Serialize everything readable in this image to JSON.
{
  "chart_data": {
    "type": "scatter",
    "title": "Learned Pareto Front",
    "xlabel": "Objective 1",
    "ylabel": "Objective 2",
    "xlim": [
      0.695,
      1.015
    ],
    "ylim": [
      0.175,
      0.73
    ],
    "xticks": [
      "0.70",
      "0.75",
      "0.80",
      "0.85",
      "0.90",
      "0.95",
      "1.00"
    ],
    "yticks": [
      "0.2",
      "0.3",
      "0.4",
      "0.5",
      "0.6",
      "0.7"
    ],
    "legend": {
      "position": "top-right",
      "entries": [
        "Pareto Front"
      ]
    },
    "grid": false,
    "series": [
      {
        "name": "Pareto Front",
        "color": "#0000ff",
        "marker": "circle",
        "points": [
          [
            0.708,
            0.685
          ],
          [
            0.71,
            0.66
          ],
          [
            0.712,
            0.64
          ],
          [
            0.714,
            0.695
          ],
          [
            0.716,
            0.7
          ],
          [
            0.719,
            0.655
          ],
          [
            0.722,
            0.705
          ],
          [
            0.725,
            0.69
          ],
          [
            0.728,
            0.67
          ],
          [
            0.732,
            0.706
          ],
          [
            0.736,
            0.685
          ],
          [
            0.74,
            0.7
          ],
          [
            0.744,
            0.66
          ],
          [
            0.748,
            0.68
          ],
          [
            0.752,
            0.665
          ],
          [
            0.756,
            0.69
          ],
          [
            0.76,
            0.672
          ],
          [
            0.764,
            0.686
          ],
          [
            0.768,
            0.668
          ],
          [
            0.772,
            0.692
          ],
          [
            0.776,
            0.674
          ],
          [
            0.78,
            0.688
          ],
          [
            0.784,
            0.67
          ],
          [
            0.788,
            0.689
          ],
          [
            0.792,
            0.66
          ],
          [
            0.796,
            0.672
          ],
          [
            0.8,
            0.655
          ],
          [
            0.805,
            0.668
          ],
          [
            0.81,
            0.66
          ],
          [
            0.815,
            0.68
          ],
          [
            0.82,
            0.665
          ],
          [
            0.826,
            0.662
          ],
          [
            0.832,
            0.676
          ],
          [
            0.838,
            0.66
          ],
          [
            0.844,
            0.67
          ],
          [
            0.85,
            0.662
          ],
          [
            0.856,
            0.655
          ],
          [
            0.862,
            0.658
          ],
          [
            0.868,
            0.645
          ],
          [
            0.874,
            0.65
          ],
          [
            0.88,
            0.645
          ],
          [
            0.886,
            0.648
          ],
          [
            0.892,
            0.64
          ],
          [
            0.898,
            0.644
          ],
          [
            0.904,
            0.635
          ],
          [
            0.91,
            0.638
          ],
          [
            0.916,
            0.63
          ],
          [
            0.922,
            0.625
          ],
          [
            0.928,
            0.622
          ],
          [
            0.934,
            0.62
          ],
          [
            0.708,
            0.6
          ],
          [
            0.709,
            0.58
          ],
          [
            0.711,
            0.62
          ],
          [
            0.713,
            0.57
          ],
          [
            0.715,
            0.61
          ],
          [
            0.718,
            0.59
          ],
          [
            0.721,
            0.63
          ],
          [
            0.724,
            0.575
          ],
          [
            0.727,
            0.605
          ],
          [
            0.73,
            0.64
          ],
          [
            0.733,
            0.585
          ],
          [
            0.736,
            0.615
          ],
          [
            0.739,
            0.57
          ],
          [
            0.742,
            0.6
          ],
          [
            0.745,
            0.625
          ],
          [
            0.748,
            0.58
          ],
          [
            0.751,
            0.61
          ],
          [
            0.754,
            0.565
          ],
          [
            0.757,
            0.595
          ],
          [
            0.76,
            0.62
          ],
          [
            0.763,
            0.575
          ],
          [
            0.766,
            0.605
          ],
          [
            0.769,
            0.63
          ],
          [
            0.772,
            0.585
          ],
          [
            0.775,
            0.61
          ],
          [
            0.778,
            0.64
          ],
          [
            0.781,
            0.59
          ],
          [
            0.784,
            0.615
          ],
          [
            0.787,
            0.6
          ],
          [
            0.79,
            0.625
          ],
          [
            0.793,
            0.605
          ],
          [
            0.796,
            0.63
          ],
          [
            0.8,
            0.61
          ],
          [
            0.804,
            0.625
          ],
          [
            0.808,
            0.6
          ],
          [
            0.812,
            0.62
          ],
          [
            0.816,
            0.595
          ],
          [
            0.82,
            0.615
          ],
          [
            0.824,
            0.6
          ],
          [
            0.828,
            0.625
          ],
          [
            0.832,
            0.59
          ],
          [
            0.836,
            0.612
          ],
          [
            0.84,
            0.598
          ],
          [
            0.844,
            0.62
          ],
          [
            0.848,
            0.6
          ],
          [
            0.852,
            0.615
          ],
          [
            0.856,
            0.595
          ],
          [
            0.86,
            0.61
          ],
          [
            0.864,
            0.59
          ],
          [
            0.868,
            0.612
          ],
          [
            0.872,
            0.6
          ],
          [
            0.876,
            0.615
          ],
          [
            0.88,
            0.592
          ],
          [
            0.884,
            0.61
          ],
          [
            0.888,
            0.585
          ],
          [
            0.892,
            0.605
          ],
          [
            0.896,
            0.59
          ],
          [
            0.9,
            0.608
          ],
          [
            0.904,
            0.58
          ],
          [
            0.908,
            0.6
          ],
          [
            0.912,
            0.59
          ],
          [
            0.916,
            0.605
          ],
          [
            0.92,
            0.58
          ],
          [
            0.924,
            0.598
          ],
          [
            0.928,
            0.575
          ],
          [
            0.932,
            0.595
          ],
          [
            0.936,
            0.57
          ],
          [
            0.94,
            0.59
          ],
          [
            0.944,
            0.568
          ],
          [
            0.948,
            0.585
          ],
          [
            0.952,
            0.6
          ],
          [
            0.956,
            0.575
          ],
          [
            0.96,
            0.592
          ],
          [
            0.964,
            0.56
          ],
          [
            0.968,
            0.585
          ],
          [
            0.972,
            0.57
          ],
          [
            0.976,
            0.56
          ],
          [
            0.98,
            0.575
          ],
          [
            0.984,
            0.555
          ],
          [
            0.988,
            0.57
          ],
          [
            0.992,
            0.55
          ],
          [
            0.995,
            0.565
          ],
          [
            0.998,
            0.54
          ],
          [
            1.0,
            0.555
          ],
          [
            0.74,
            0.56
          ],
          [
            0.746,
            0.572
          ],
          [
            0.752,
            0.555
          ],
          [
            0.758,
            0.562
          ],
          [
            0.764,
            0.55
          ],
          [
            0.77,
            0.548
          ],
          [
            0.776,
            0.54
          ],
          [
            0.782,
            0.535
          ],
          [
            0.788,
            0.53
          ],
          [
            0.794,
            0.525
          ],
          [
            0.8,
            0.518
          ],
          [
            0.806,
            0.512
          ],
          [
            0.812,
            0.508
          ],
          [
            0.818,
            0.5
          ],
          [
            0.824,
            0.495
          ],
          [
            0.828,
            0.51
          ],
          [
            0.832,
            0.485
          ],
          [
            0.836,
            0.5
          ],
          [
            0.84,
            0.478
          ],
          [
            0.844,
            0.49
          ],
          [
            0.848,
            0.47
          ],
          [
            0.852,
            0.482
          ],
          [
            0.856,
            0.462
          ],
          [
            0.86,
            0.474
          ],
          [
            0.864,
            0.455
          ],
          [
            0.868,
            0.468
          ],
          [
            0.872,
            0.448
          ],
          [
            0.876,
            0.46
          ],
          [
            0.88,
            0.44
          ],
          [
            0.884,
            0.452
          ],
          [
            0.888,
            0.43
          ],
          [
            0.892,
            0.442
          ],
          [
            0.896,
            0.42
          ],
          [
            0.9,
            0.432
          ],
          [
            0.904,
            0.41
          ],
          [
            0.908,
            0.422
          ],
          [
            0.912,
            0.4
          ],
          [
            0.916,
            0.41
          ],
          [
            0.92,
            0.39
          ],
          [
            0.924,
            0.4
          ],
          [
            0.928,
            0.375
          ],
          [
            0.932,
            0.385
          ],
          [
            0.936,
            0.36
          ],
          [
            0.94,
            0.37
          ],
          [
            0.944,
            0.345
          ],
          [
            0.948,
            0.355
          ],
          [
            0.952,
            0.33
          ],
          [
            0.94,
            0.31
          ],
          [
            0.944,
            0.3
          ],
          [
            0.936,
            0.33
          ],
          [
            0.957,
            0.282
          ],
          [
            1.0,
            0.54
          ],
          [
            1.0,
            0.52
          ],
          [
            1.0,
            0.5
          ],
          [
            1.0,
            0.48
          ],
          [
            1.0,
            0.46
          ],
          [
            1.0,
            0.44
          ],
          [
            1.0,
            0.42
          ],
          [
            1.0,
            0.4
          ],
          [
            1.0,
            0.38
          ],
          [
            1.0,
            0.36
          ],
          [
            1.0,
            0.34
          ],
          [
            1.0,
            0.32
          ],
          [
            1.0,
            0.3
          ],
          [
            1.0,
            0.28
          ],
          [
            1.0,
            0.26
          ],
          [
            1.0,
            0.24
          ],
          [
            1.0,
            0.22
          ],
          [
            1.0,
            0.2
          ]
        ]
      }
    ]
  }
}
══════════
▶ **Stated goal**: Give the count of lines that hold the word "Objective", with nothing added.

▶ **Solution**: 2